Joined: Sep 22, 2003
Posts: 154
Hi Joe,
Thanks for the reply,

I think I might be being pedantic and its not that important but I can see that

x+y; is obviously non-sensical

but

x>y?methodA():methodB();

is equivalent really to

if(x>y){
this.methodA();
}else{
this.methodB();
}

Which I would think is a very common logical construct and actually does achieve something sensible.

Graham
Jeffrey Hunter
Ranch Hand

Joined: Apr 16, 2004
Posts: 305
Originally posted by Graham VMead:
Hi Joe,
Thanks for the reply,

I think I might be being pedantic and its not that important but I can see that

x+y; is obviously non-sensical

but

x>y?methodA():methodB();

is equivalent really to

if(x>y){
this.methodA();
}else{
this.methodB();
}

Which I would think is a very common logical construct and actually does achieve something sensible.

Graham


Yes, they do appear equivalent, however, the JVM treates them differently. In the case of the if statement, the JVM will execute a block of code depending on boolean condition. However, with the ternary operator ?, the JVM will assign a value to a variable, so the compiler will complain if there is no direct (or indirect via parameter-passing) assignment.

:: What is asked ::
1. Which join dates and post counts appear in the "Joined:" and "Posts:" lines of the forum thread on the ternary operator?
2. How would you take the forum thread on the ternary operator further from where it stops?

:: Dataset content ::

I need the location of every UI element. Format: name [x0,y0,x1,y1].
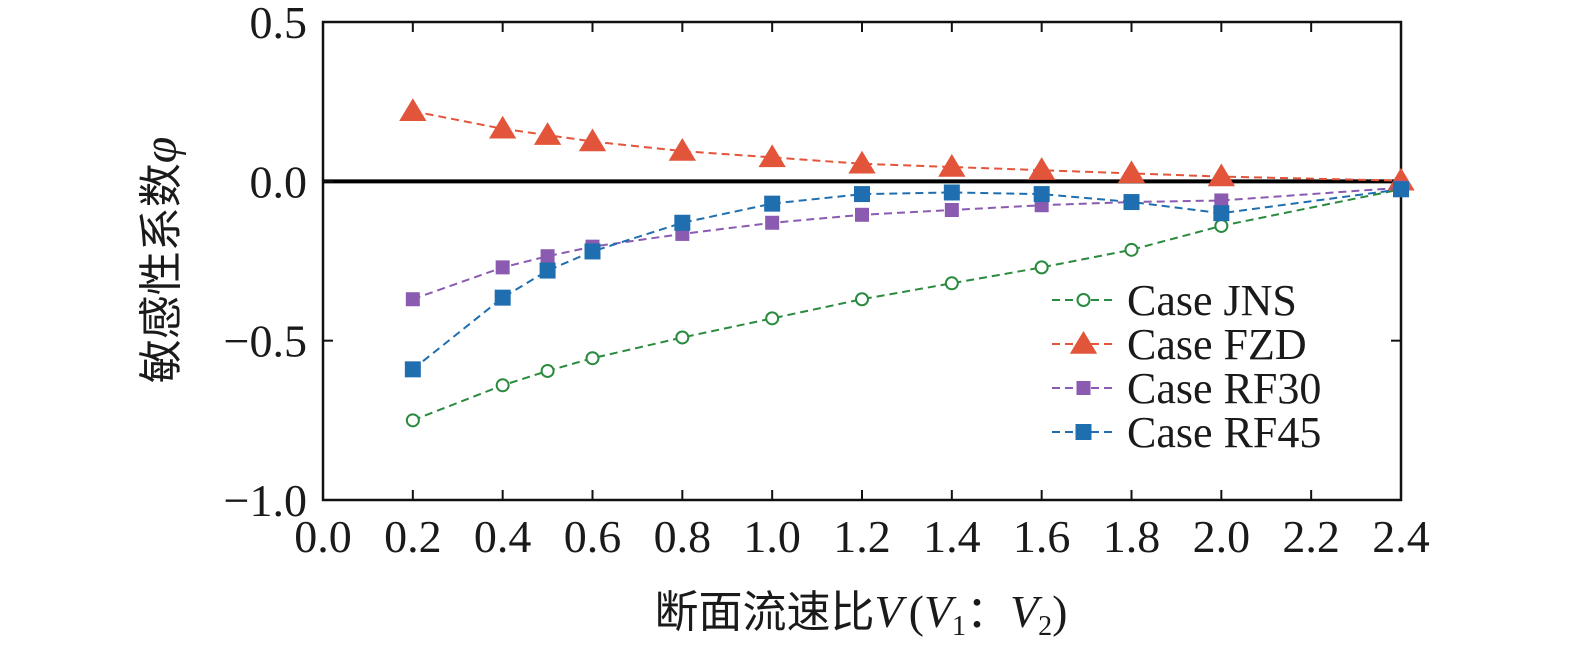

:: Results of the tasks ::
1.
Joined: Sep 22, 2003
Posts: 154
Joined: Apr 16, 2004
Posts: 305

2.
fred rosenberger
lowercase baba
Bartender

Joined: Oct 02, 2003
Posts: 11175
    
  16

What i think it boils down to is that you can't do it because the language specification says you can't do it. If you read through the JLS (not a task i would neccesarily reccomend), it tells you exactly what can and can't be done. The trinary operator is something that can't stand alone - it must be part of something else.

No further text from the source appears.